**Collected data:**

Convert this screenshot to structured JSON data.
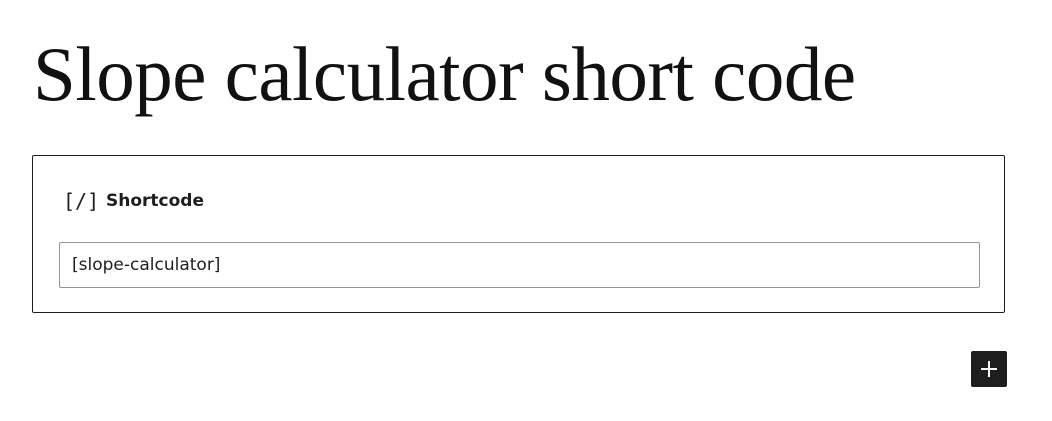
{
  "page": {
    "title": "Slope calculator short code"
  },
  "shortcode_block": {
    "icon": "shortcode-icon",
    "icon_glyph": "[/]",
    "label": "Shortcode",
    "value": "[slope-calculator]"
  },
  "add_block_button": {
    "icon": "plus-icon",
    "color": "#1e1e1e"
  }
}
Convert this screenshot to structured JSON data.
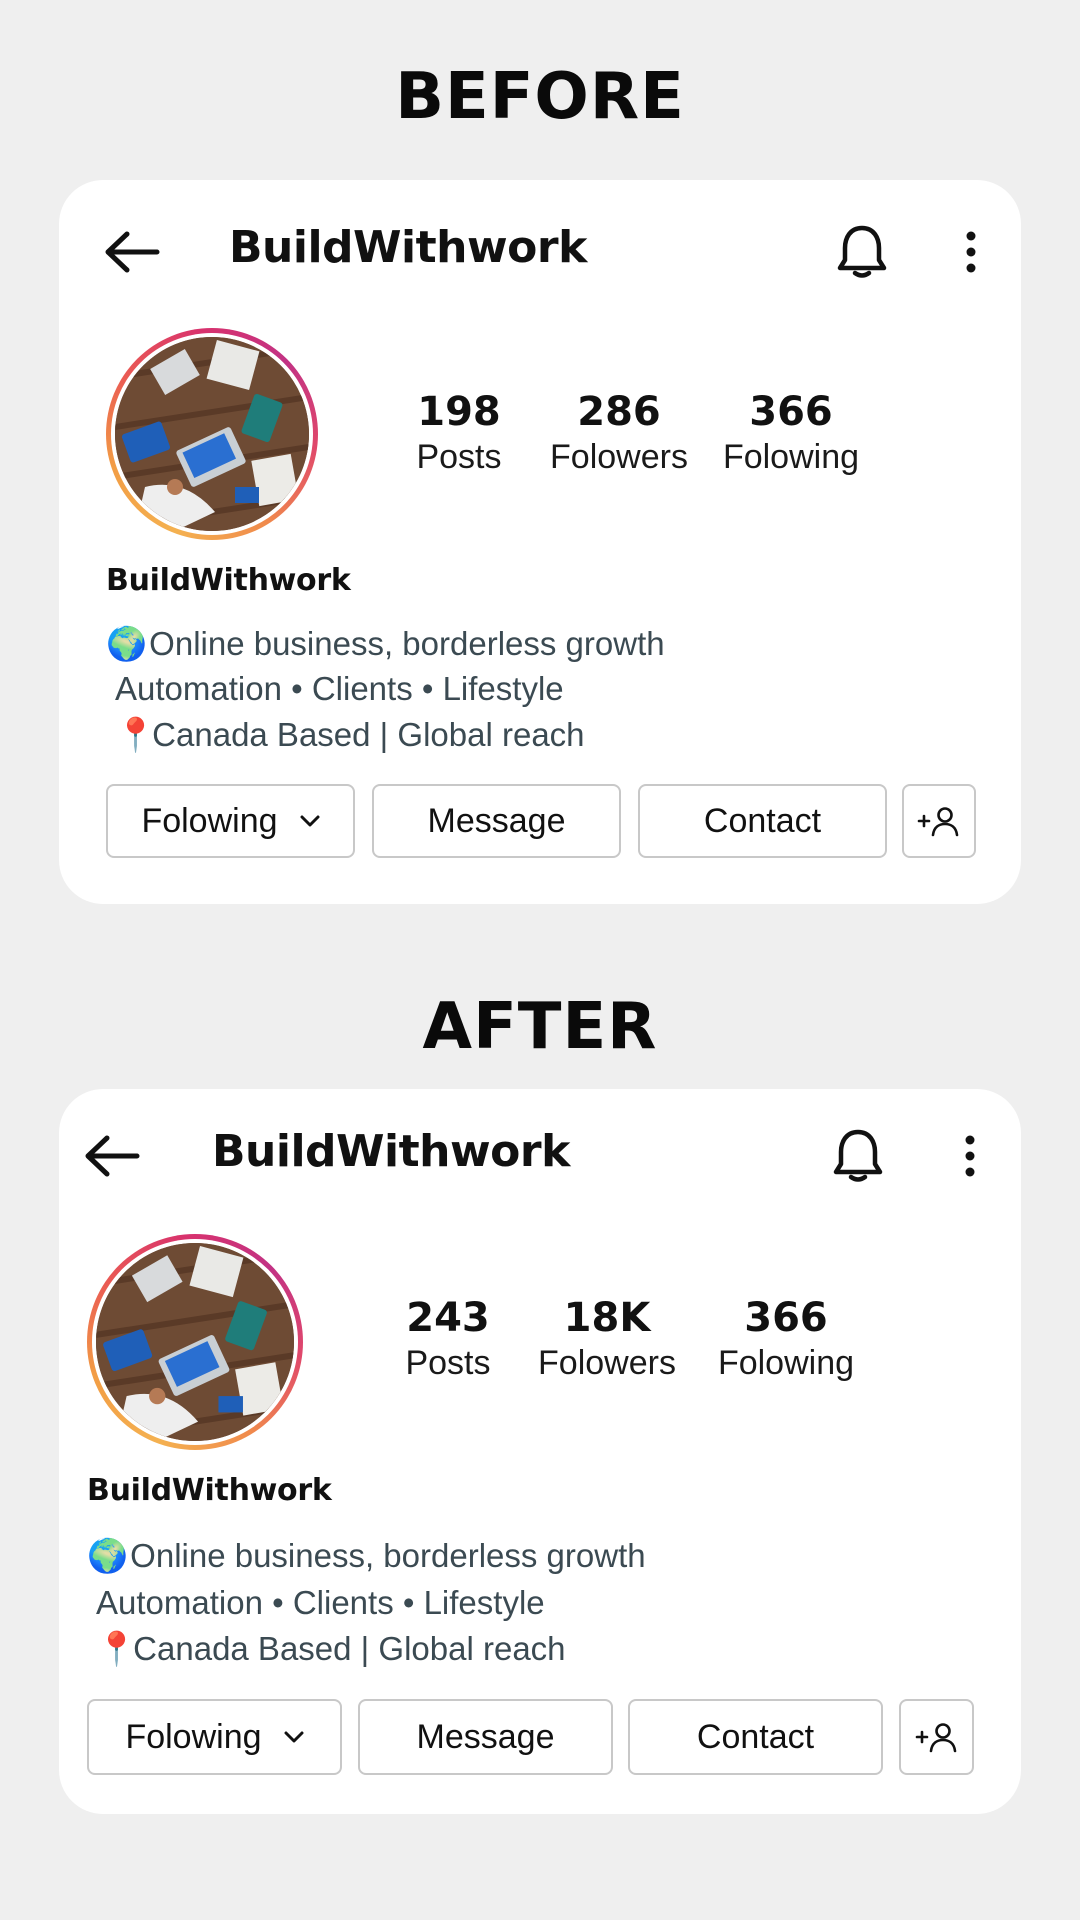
{
  "before": {
    "heading": "BEFORE",
    "profile": {
      "title": "BuildWithwork",
      "display_name": "BuildWithwork",
      "stats": [
        {
          "value": "198",
          "label": "Posts"
        },
        {
          "value": "286",
          "label": "Folowers"
        },
        {
          "value": "366",
          "label": "Folowing"
        }
      ],
      "bio": [
        {
          "emoji": "🌍",
          "text": "Online business, borderless growth"
        },
        {
          "emoji": "",
          "text": "Automation • Clients • Lifestyle"
        },
        {
          "emoji": "📍",
          "text": "Canada Based | Global reach"
        }
      ],
      "buttons": {
        "following": "Folowing",
        "message": "Message",
        "contact": "Contact",
        "add_user": "+👤"
      }
    }
  },
  "after": {
    "heading": "AFTER",
    "profile": {
      "title": "BuildWithwork",
      "display_name": "BuildWithwork",
      "stats": [
        {
          "value": "243",
          "label": "Posts"
        },
        {
          "value": "18K",
          "label": "Folowers"
        },
        {
          "value": "366",
          "label": "Folowing"
        }
      ],
      "bio": [
        {
          "emoji": "🌍",
          "text": "Online business, borderless growth"
        },
        {
          "emoji": "",
          "text": "Automation • Clients • Lifestyle"
        },
        {
          "emoji": "📍",
          "text": "Canada Based | Global reach"
        }
      ],
      "buttons": {
        "following": "Folowing",
        "message": "Message",
        "contact": "Contact",
        "add_user": "+👤"
      }
    }
  },
  "icons": {
    "back": "arrow-left-icon",
    "bell": "bell-icon",
    "more": "more-vertical-icon",
    "chevron": "chevron-down-icon",
    "add_user": "add-user-icon"
  },
  "colors": {
    "page_bg": "#efefef",
    "card_bg": "#ffffff",
    "bio_text": "#3b4a52",
    "ring_orange": "#f4b150",
    "ring_pink": "#d8326d"
  }
}
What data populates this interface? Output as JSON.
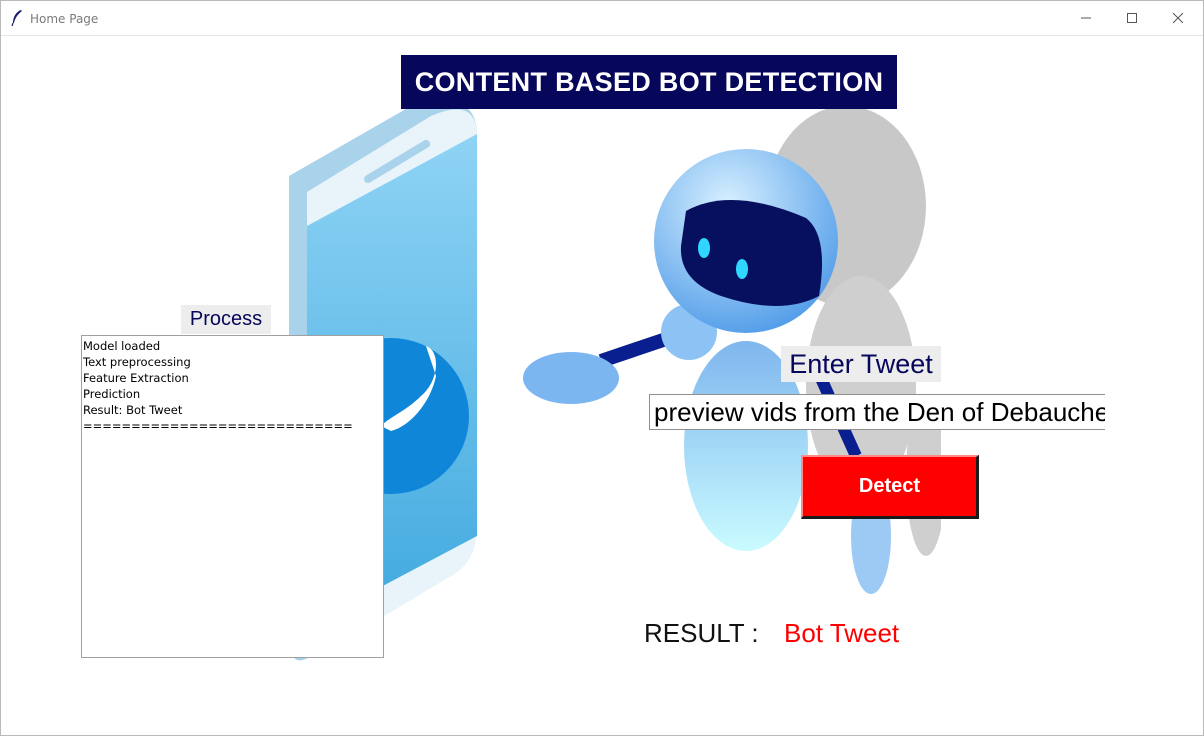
{
  "window": {
    "title": "Home Page",
    "controls": [
      "minimize-icon",
      "maximize-icon",
      "close-icon"
    ]
  },
  "header": {
    "title": "CONTENT BASED BOT DETECTION"
  },
  "process": {
    "label": "Process",
    "log": [
      "Model loaded",
      "Text preprocessing",
      "Feature Extraction",
      "Prediction",
      "Result: Bot Tweet",
      "============================"
    ]
  },
  "tweet": {
    "label": "Enter Tweet",
    "value": "preview vids from the Den of Debauchery"
  },
  "detect": {
    "label": "Detect"
  },
  "result": {
    "label": "RESULT :",
    "value": "Bot Tweet"
  },
  "colors": {
    "banner": "#06065a",
    "detect_button": "#ff0000",
    "result_value": "#ff0000",
    "label_text": "#06065a"
  }
}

**Objective:**
In the entries above, find every line holding the word "title" and copy it out.

**Output of the exercise:**
    "title": "Slope calculator short code"
      "title": "BuildWithwork",
      "title": "BuildWithwork",
    "title": "Home Page",
    "title": "CONTENT BASED BOT DETECTION"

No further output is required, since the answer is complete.